→ **Task to carry out**: All lines featuring the string "cliquetis" are to be listed.

** START Material for this exercise **

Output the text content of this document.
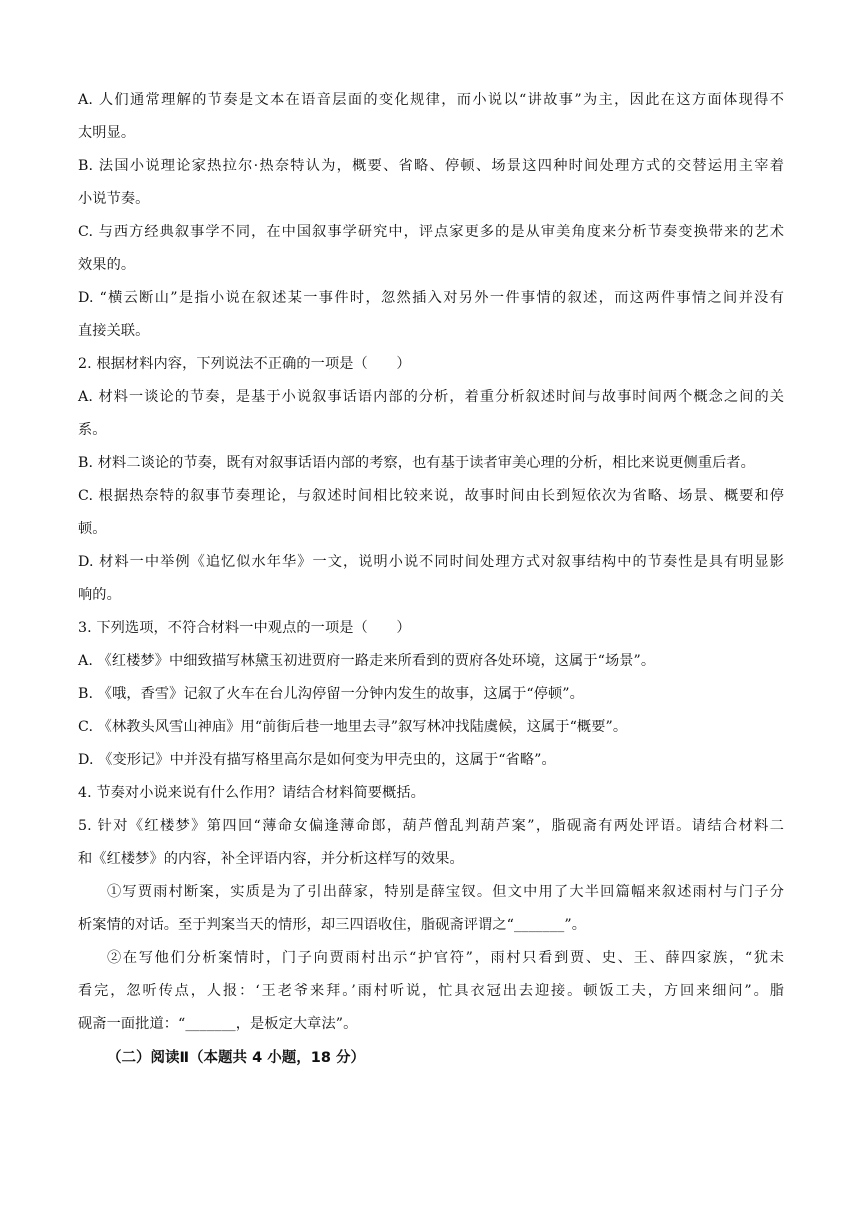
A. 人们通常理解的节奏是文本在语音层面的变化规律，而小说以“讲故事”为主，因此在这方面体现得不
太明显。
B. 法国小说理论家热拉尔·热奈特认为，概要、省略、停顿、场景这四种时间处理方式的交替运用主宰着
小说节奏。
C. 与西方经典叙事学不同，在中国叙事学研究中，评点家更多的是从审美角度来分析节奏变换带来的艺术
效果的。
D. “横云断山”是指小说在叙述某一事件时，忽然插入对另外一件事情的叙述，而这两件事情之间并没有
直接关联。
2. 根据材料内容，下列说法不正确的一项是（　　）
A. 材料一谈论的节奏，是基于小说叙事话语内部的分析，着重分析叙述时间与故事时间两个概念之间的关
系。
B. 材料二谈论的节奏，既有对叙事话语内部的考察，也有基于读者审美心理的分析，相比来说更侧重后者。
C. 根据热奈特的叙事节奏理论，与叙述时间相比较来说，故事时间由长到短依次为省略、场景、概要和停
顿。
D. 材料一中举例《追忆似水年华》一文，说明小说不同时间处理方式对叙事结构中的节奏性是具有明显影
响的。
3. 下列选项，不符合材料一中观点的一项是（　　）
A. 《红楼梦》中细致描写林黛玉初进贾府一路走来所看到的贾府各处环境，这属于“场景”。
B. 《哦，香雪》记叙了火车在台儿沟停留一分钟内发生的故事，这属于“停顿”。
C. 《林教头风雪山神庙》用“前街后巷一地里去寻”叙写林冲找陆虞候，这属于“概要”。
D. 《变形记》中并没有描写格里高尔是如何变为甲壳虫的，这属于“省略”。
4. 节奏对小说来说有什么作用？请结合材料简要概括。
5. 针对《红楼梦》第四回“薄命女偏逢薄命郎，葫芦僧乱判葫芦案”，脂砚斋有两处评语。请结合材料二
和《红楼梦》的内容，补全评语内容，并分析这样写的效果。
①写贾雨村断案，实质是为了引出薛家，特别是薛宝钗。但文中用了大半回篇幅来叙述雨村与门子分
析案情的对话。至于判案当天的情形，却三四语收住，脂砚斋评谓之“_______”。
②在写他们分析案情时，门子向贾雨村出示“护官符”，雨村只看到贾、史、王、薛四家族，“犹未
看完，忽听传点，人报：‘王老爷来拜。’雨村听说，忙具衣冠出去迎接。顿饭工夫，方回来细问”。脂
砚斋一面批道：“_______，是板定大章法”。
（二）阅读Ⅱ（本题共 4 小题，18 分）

** END Material for this exercise **
** START Material for this exercise **

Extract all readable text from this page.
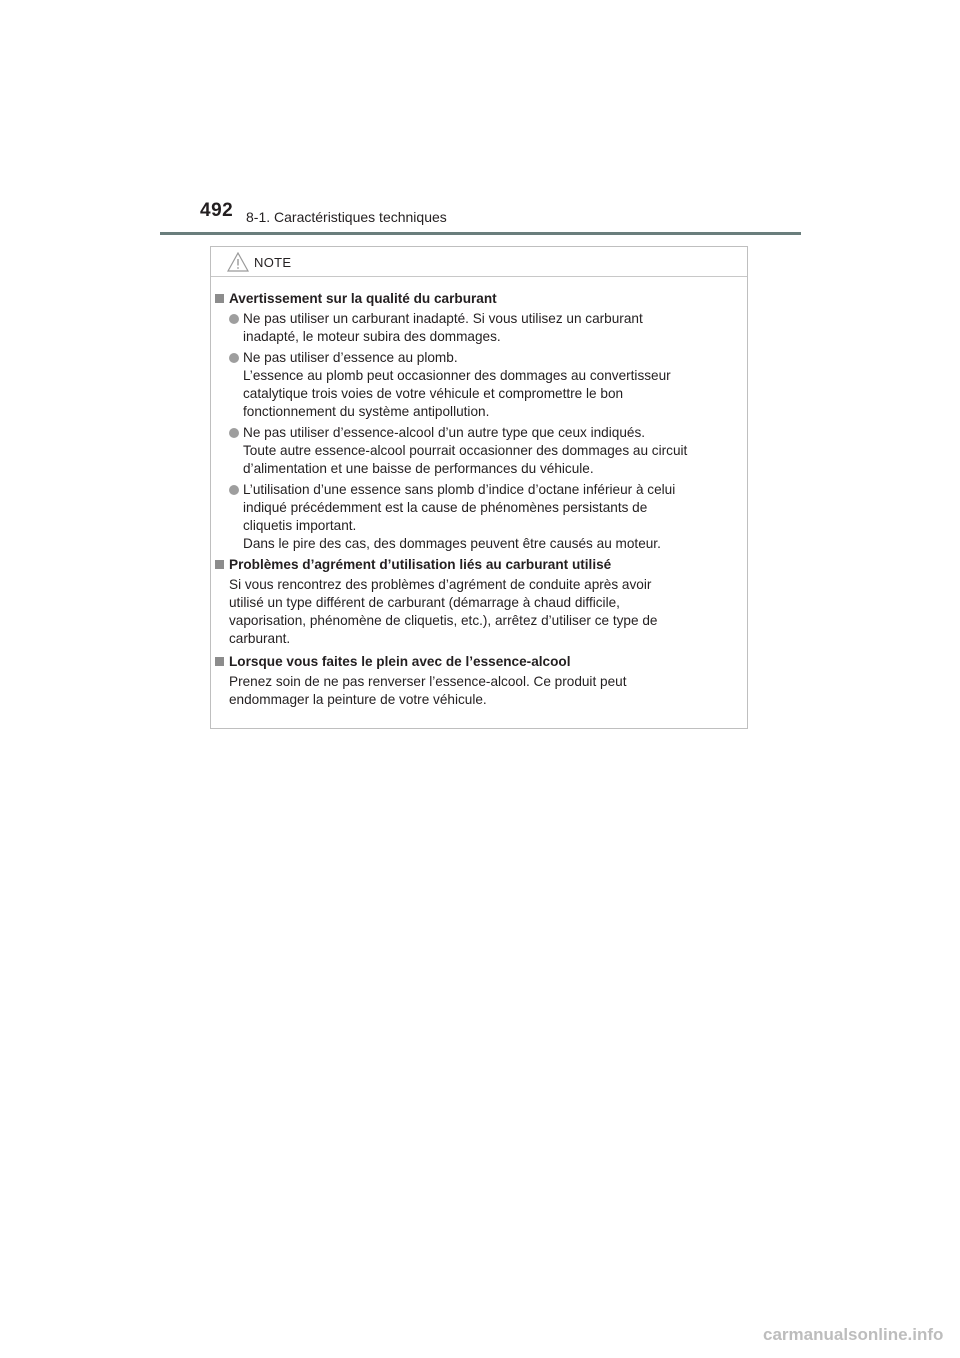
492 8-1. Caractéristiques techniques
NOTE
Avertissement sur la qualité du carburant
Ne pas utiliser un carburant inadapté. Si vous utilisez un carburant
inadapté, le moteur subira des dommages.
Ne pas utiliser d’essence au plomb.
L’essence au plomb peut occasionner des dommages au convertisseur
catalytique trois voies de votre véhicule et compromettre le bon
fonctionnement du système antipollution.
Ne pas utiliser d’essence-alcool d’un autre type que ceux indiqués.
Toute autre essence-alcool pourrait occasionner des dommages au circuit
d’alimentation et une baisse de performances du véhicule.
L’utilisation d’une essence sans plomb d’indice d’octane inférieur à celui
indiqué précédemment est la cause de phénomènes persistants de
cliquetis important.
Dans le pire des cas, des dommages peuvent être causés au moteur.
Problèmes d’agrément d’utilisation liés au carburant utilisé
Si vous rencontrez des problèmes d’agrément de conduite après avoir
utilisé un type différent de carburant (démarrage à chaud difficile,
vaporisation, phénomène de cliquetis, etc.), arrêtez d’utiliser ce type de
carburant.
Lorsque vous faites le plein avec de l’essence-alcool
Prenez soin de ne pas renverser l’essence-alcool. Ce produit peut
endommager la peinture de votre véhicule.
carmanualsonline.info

** END Material for this exercise **
** START Material for this exercise **

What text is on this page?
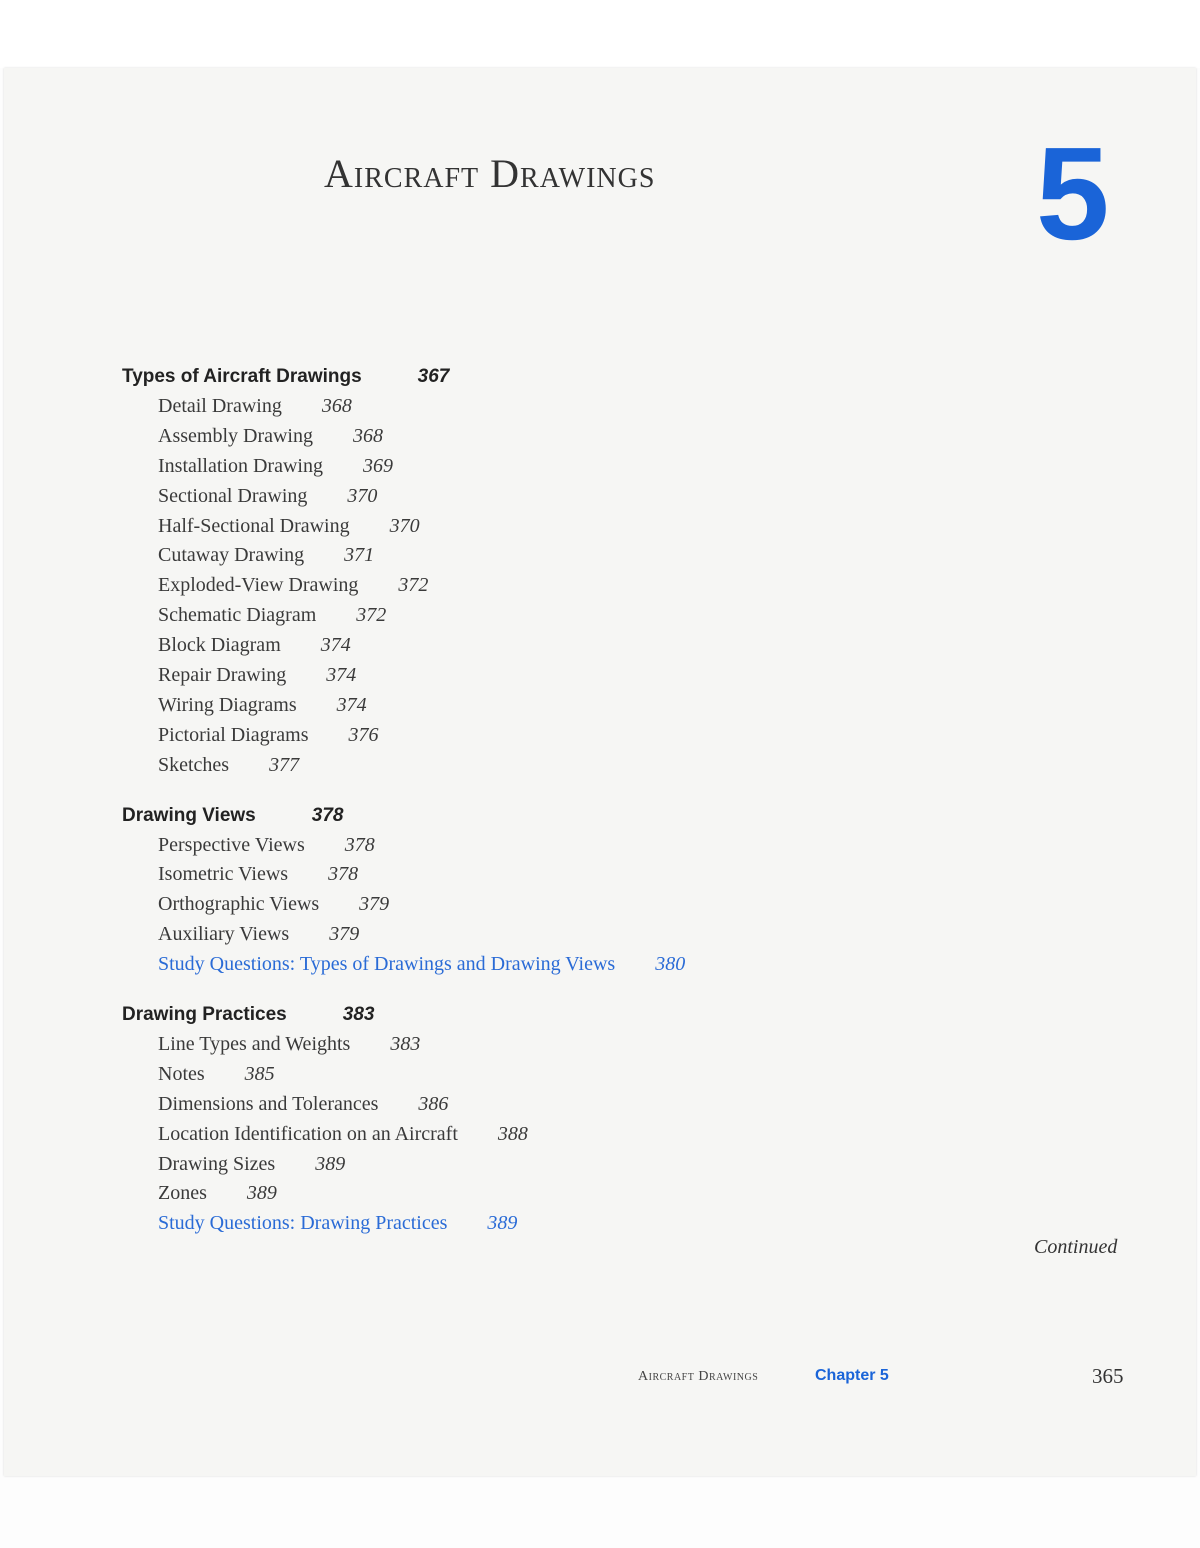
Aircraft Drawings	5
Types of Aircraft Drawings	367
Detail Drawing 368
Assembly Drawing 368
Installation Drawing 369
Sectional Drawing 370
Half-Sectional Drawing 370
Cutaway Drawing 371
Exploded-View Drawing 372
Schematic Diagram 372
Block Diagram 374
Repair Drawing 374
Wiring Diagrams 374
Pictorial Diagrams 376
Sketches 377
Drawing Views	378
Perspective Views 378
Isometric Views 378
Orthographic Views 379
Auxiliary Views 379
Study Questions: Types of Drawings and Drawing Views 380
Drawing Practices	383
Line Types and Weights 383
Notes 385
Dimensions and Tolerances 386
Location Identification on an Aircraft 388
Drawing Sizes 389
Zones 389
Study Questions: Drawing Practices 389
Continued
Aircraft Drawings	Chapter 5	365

** END Material for this exercise **

→ **Answer**:
cliquetis important.
vaporisation, phénomène de cliquetis, etc.), arrêtez d’utiliser ce type de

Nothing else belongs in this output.